(Extracted records)
• • • • • • •

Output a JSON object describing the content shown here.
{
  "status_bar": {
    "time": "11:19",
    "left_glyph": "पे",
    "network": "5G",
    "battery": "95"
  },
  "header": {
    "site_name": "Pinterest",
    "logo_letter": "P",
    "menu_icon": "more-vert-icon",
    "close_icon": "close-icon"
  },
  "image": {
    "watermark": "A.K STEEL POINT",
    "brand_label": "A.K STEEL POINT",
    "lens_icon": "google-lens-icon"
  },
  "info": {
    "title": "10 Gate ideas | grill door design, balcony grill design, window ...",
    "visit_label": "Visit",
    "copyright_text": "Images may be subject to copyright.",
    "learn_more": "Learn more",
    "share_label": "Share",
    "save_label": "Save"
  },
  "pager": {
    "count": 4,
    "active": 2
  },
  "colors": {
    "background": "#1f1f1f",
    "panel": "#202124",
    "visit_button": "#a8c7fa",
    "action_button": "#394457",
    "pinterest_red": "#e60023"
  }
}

• • • • • • •

Pull out every line of the records that includes the string "POINT".

    "watermark": "A.K STEEL POINT",
    "brand_label": "A.K STEEL POINT",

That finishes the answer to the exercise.